▶ Data rows
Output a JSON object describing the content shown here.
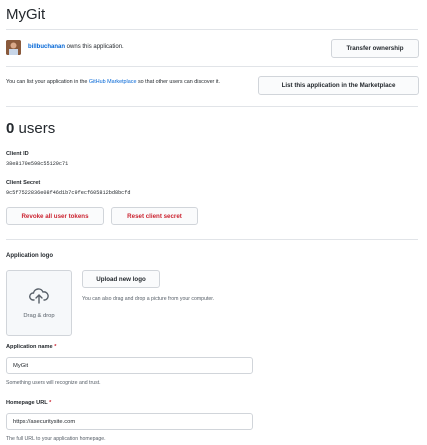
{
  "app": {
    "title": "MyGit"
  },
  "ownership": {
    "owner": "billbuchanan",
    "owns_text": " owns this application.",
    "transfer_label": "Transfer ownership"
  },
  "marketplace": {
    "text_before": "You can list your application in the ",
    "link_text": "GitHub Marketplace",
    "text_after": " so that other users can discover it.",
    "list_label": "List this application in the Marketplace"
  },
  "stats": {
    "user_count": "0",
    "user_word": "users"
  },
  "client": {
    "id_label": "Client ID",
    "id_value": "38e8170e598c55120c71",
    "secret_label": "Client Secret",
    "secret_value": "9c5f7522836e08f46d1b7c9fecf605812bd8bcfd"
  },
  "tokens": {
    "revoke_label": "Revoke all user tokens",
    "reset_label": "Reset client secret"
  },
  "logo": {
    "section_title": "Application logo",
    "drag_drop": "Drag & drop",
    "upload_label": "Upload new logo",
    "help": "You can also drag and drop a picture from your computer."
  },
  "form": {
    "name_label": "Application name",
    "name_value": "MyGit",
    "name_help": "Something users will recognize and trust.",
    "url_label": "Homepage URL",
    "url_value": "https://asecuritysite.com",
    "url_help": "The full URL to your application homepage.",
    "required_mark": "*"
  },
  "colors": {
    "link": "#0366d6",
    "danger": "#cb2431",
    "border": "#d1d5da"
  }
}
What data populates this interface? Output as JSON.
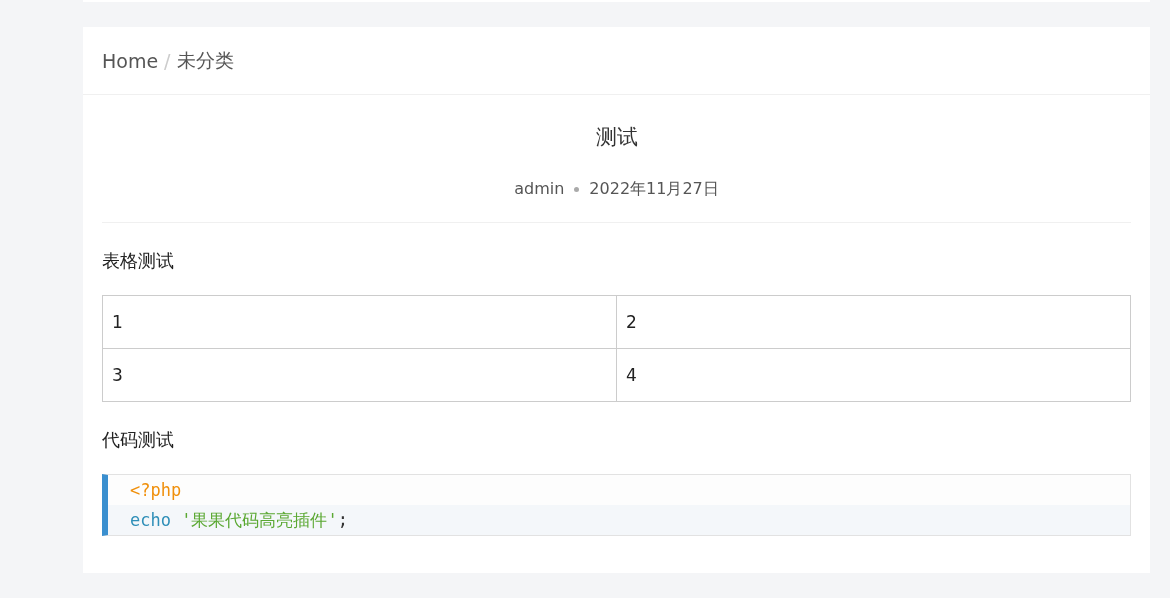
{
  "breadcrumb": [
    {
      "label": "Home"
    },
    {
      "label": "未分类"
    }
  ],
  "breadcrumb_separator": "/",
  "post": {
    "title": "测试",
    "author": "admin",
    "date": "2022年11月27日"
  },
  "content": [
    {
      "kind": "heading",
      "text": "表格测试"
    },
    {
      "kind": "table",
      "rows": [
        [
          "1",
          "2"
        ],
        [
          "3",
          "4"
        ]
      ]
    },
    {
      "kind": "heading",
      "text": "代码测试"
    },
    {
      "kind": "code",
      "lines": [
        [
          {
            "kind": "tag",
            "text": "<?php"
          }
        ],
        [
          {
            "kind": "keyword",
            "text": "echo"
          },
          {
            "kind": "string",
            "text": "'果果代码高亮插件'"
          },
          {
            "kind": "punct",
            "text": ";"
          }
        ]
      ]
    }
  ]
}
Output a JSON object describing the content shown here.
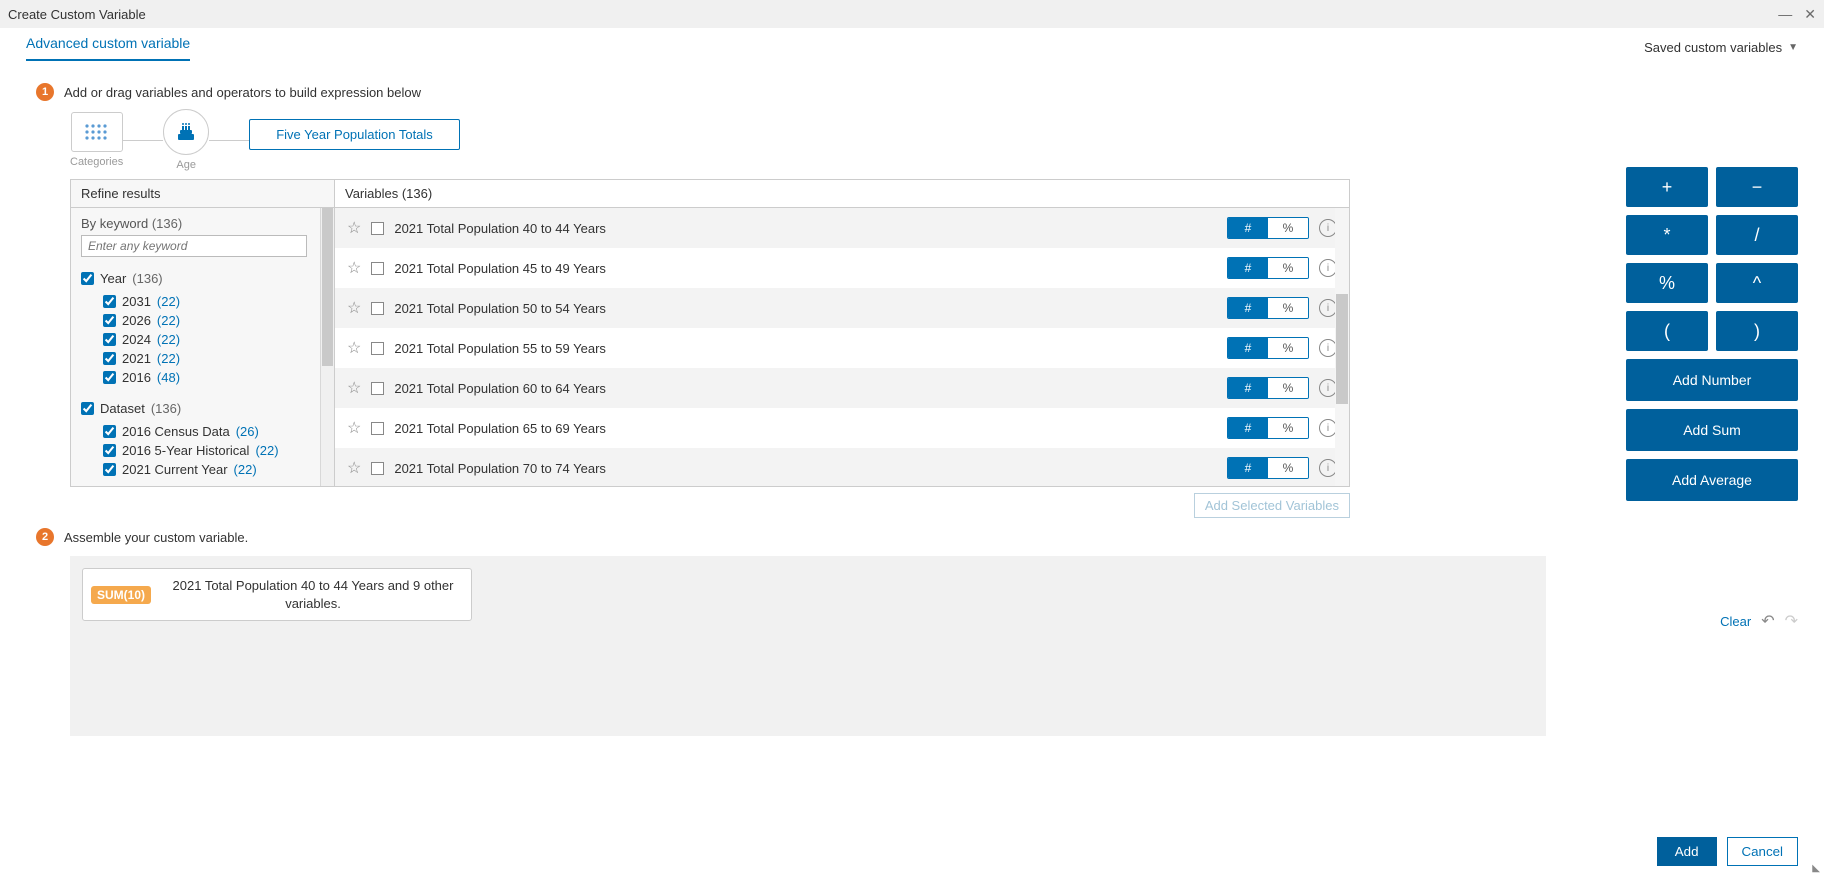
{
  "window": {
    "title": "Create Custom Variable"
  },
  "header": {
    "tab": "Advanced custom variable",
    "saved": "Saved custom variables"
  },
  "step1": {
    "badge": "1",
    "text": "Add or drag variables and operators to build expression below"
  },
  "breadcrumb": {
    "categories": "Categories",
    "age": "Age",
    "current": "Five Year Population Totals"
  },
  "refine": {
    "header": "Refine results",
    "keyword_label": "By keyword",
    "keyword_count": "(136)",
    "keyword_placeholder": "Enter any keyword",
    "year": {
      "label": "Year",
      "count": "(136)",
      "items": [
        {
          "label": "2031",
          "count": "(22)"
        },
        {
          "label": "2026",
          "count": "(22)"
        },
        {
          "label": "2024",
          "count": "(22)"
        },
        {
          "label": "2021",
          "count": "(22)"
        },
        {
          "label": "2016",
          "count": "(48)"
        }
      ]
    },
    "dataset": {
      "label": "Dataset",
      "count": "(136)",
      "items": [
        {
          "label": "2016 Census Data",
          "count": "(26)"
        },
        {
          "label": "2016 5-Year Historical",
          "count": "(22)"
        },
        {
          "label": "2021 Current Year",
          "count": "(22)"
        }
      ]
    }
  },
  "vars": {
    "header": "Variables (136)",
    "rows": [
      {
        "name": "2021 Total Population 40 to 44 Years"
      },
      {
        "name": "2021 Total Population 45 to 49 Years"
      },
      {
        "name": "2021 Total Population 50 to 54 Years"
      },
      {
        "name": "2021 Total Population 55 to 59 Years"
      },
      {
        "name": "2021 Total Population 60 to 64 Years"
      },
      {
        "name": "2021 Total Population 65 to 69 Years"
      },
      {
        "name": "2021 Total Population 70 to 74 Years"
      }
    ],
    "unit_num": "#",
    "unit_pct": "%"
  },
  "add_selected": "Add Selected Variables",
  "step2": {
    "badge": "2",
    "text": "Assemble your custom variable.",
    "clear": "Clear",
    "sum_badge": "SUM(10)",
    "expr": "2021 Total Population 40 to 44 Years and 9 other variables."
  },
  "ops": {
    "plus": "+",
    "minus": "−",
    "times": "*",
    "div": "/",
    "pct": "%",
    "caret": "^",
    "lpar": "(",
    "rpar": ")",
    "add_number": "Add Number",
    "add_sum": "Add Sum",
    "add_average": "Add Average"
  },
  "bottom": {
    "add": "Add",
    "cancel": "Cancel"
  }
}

▶ Aim
All of the lines above should be printed exactly, minus the pictures.

▶ Written reply
Output a JSON object describing the content shown here.
{
  "app": {
    "title": "MyGit"
  },
  "ownership": {
    "owner": "billbuchanan",
    "owns_text": " owns this application.",
    "transfer_label": "Transfer ownership"
  },
  "marketplace": {
    "text_before": "You can list your application in the ",
    "link_text": "GitHub Marketplace",
    "text_after": " so that other users can discover it.",
    "list_label": "List this application in the Marketplace"
  },
  "stats": {
    "user_count": "0",
    "user_word": "users"
  },
  "client": {
    "id_label": "Client ID",
    "id_value": "38e8170e598c55120c71",
    "secret_label": "Client Secret",
    "secret_value": "9c5f7522836e08f46d1b7c9fecf605812bd8bcfd"
  },
  "tokens": {
    "revoke_label": "Revoke all user tokens",
    "reset_label": "Reset client secret"
  },
  "logo": {
    "section_title": "Application logo",
    "drag_drop": "Drag & drop",
    "upload_label": "Upload new logo",
    "help": "You can also drag and drop a picture from your computer."
  },
  "form": {
    "name_label": "Application name",
    "name_value": "MyGit",
    "name_help": "Something users will recognize and trust.",
    "url_label": "Homepage URL",
    "url_value": "https://asecuritysite.com",
    "url_help": "The full URL to your application homepage.",
    "required_mark": "*"
  },
  "colors": {
    "link": "#0366d6",
    "danger": "#cb2431",
    "border": "#d1d5da"
  }
}
What data populates this interface? Output as JSON.
{
  "breadcrumb": [
    {
      "label": "Home"
    },
    {
      "label": "未分类"
    }
  ],
  "breadcrumb_separator": "/",
  "post": {
    "title": "测试",
    "author": "admin",
    "date": "2022年11月27日"
  },
  "content": [
    {
      "kind": "heading",
      "text": "表格测试"
    },
    {
      "kind": "table",
      "rows": [
        [
          "1",
          "2"
        ],
        [
          "3",
          "4"
        ]
      ]
    },
    {
      "kind": "heading",
      "text": "代码测试"
    },
    {
      "kind": "code",
      "lines": [
        [
          {
            "kind": "tag",
            "text": "<?php"
          }
        ],
        [
          {
            "kind": "keyword",
            "text": "echo"
          },
          {
            "kind": "string",
            "text": "'果果代码高亮插件'"
          },
          {
            "kind": "punct",
            "text": ";"
          }
        ]
      ]
    }
  ]
}
Output a JSON object describing the content shown here.
{
  "window": {
    "title": "Create Custom Variable"
  },
  "header": {
    "tab": "Advanced custom variable",
    "saved": "Saved custom variables"
  },
  "step1": {
    "badge": "1",
    "text": "Add or drag variables and operators to build expression below"
  },
  "breadcrumb": {
    "categories": "Categories",
    "age": "Age",
    "current": "Five Year Population Totals"
  },
  "refine": {
    "header": "Refine results",
    "keyword_label": "By keyword",
    "keyword_count": "(136)",
    "keyword_placeholder": "Enter any keyword",
    "year": {
      "label": "Year",
      "count": "(136)",
      "items": [
        {
          "label": "2031",
          "count": "(22)"
        },
        {
          "label": "2026",
          "count": "(22)"
        },
        {
          "label": "2024",
          "count": "(22)"
        },
        {
          "label": "2021",
          "count": "(22)"
        },
        {
          "label": "2016",
          "count": "(48)"
        }
      ]
    },
    "dataset": {
      "label": "Dataset",
      "count": "(136)",
      "items": [
        {
          "label": "2016 Census Data",
          "count": "(26)"
        },
        {
          "label": "2016 5-Year Historical",
          "count": "(22)"
        },
        {
          "label": "2021 Current Year",
          "count": "(22)"
        }
      ]
    }
  },
  "vars": {
    "header": "Variables (136)",
    "rows": [
      {
        "name": "2021 Total Population 40 to 44 Years"
      },
      {
        "name": "2021 Total Population 45 to 49 Years"
      },
      {
        "name": "2021 Total Population 50 to 54 Years"
      },
      {
        "name": "2021 Total Population 55 to 59 Years"
      },
      {
        "name": "2021 Total Population 60 to 64 Years"
      },
      {
        "name": "2021 Total Population 65 to 69 Years"
      },
      {
        "name": "2021 Total Population 70 to 74 Years"
      }
    ],
    "unit_num": "#",
    "unit_pct": "%"
  },
  "add_selected": "Add Selected Variables",
  "step2": {
    "badge": "2",
    "text": "Assemble your custom variable.",
    "clear": "Clear",
    "sum_badge": "SUM(10)",
    "expr": "2021 Total Population 40 to 44 Years and 9 other variables."
  },
  "ops": {
    "plus": "+",
    "minus": "−",
    "times": "*",
    "div": "/",
    "pct": "%",
    "caret": "^",
    "lpar": "(",
    "rpar": ")",
    "add_number": "Add Number",
    "add_sum": "Add Sum",
    "add_average": "Add Average"
  },
  "bottom": {
    "add": "Add",
    "cancel": "Cancel"
  }
}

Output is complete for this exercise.